:: The data

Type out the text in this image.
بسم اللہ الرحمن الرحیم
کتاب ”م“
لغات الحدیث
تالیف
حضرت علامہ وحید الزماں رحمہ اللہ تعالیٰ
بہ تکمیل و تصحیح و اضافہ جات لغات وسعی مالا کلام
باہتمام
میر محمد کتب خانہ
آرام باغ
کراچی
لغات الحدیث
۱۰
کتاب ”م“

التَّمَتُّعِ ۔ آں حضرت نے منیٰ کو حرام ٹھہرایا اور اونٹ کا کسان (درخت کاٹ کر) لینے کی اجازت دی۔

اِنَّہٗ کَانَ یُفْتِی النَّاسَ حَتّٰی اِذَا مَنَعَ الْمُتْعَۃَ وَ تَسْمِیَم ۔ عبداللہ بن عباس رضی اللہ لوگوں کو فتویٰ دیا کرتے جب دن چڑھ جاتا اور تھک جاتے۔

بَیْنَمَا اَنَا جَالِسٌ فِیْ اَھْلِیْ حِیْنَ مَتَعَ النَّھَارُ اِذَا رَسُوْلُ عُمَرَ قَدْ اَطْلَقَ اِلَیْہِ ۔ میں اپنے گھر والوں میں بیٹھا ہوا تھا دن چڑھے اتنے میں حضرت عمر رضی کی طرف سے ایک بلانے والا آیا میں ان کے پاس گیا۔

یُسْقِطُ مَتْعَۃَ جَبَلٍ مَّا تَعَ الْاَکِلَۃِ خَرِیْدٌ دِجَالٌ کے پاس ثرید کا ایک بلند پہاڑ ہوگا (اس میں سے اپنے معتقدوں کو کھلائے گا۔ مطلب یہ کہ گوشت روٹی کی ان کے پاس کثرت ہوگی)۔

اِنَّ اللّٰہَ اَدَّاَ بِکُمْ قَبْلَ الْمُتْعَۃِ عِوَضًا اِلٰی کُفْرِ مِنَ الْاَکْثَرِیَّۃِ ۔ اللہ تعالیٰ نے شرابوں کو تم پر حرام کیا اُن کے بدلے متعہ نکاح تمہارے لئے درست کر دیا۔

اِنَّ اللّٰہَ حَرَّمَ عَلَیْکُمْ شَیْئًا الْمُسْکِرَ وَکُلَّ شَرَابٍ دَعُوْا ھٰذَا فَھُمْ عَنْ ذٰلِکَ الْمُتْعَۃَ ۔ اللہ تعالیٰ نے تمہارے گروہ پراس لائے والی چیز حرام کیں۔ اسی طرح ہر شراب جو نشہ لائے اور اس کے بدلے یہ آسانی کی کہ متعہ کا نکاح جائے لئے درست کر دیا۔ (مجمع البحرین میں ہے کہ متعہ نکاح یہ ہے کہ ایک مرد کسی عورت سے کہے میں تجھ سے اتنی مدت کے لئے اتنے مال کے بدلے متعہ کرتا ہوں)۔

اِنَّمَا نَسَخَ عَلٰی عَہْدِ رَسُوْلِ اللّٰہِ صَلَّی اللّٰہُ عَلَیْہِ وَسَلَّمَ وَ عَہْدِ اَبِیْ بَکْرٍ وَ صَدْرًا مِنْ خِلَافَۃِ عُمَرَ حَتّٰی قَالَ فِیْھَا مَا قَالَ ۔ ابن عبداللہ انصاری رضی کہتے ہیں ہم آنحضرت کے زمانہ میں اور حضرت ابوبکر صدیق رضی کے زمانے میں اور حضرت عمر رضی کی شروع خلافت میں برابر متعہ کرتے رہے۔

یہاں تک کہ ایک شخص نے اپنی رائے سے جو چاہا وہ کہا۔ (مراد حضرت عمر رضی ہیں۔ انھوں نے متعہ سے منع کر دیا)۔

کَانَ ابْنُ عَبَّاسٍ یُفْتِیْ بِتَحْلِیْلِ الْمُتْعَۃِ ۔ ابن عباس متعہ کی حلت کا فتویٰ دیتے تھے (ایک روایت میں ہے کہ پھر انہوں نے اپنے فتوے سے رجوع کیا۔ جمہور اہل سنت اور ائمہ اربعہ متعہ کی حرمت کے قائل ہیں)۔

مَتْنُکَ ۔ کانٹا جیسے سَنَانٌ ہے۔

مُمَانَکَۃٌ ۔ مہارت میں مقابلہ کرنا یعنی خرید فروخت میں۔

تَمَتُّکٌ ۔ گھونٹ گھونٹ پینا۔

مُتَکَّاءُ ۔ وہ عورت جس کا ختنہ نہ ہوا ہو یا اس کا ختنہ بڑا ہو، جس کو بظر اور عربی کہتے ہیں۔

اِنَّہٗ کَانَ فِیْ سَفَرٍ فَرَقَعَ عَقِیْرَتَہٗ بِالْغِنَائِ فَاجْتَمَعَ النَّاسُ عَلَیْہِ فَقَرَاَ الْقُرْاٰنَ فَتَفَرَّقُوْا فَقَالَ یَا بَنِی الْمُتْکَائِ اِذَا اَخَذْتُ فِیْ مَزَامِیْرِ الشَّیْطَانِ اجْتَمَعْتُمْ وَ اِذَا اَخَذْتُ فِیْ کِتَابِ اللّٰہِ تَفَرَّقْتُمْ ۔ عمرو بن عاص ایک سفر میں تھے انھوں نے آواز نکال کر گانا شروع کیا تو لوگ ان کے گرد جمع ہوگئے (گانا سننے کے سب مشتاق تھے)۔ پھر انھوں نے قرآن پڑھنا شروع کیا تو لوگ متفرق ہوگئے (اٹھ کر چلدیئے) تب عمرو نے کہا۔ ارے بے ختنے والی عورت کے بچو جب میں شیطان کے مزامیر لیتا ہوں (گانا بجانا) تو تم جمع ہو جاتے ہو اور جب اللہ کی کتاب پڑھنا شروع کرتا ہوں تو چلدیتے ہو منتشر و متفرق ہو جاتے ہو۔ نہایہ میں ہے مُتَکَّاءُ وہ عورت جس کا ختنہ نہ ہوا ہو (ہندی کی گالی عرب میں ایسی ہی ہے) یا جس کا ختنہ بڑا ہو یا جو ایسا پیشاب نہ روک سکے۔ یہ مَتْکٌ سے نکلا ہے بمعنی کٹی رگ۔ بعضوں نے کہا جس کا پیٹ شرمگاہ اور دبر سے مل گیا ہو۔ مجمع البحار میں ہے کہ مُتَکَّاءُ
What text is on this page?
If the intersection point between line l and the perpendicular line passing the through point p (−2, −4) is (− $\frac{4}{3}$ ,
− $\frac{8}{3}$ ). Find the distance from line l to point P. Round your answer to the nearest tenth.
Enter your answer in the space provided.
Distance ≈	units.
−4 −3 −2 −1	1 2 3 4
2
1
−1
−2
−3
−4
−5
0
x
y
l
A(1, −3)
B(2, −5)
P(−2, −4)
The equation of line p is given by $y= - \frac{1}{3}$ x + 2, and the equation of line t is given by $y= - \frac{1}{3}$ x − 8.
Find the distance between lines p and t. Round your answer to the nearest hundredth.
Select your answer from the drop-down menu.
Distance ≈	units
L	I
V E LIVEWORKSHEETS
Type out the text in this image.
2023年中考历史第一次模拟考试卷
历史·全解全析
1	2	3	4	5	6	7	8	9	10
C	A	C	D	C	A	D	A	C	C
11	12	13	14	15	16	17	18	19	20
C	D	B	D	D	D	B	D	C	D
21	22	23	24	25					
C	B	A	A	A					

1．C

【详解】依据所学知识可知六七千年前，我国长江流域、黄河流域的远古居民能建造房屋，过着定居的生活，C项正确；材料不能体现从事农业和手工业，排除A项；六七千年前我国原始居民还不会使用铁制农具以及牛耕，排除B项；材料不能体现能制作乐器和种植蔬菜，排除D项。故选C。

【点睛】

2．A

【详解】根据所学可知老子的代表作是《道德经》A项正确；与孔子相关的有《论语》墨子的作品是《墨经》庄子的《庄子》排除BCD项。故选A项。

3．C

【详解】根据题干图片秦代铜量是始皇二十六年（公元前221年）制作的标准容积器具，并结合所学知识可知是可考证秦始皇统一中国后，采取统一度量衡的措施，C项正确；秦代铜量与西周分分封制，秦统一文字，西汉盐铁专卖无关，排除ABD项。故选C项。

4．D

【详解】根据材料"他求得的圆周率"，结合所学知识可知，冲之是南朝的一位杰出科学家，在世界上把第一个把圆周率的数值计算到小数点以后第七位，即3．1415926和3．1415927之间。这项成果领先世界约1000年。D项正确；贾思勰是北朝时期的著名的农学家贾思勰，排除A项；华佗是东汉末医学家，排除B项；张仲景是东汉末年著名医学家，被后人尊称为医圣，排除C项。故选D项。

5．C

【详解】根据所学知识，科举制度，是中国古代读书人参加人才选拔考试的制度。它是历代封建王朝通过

::::

▶ **What you have to do**
Give again only the lines starting at the one that contains "What text is on this page?" and running to the end of the data.

▶ **Exercise answer**
What text is on this page?
If the intersection point between line l and the perpendicular line passing the through point p (−2, −4) is (− $\frac{4}{3}$ ,
− $\frac{8}{3}$ ). Find the distance from line l to point P. Round your answer to the nearest tenth.
Enter your answer in the space provided.
Distance ≈	units.
−4 −3 −2 −1	1 2 3 4
2
1
−1
−2
−3
−4
−5
0
x
y
l
A(1, −3)
B(2, −5)
P(−2, −4)
The equation of line p is given by $y= - \frac{1}{3}$ x + 2, and the equation of line t is given by $y= - \frac{1}{3}$ x − 8.
Find the distance between lines p and t. Round your answer to the nearest hundredth.
Select your answer from the drop-down menu.
Distance ≈	units
L	I
V E LIVEWORKSHEETS
Type out the text in this image.
2023年中考历史第一次模拟考试卷
历史·全解全析
1	2	3	4	5	6	7	8	9	10
C	A	C	D	C	A	D	A	C	C
11	12	13	14	15	16	17	18	19	20
C	D	B	D	D	D	B	D	C	D
21	22	23	24	25					
C	B	A	A	A					

1．C

【详解】依据所学知识可知六七千年前，我国长江流域、黄河流域的远古居民能建造房屋，过着定居的生活，C项正确；材料不能体现从事农业和手工业，排除A项；六七千年前我国原始居民还不会使用铁制农具以及牛耕，排除B项；材料不能体现能制作乐器和种植蔬菜，排除D项。故选C。

【点睛】

2．A

【详解】根据所学可知老子的代表作是《道德经》A项正确；与孔子相关的有《论语》墨子的作品是《墨经》庄子的《庄子》排除BCD项。故选A项。

3．C

【详解】根据题干图片秦代铜量是始皇二十六年（公元前221年）制作的标准容积器具，并结合所学知识可知是可考证秦始皇统一中国后，采取统一度量衡的措施，C项正确；秦代铜量与西周分分封制，秦统一文字，西汉盐铁专卖无关，排除ABD项。故选C项。

4．D

【详解】根据材料"他求得的圆周率"，结合所学知识可知，冲之是南朝的一位杰出科学家，在世界上把第一个把圆周率的数值计算到小数点以后第七位，即3．1415926和3．1415927之间。这项成果领先世界约1000年。D项正确；贾思勰是北朝时期的著名的农学家贾思勰，排除A项；华佗是东汉末医学家，排除B项；张仲景是东汉末年著名医学家，被后人尊称为医圣，排除C项。故选D项。

5．C

【详解】根据所学知识，科举制度，是中国古代读书人参加人才选拔考试的制度。它是历代封建王朝通过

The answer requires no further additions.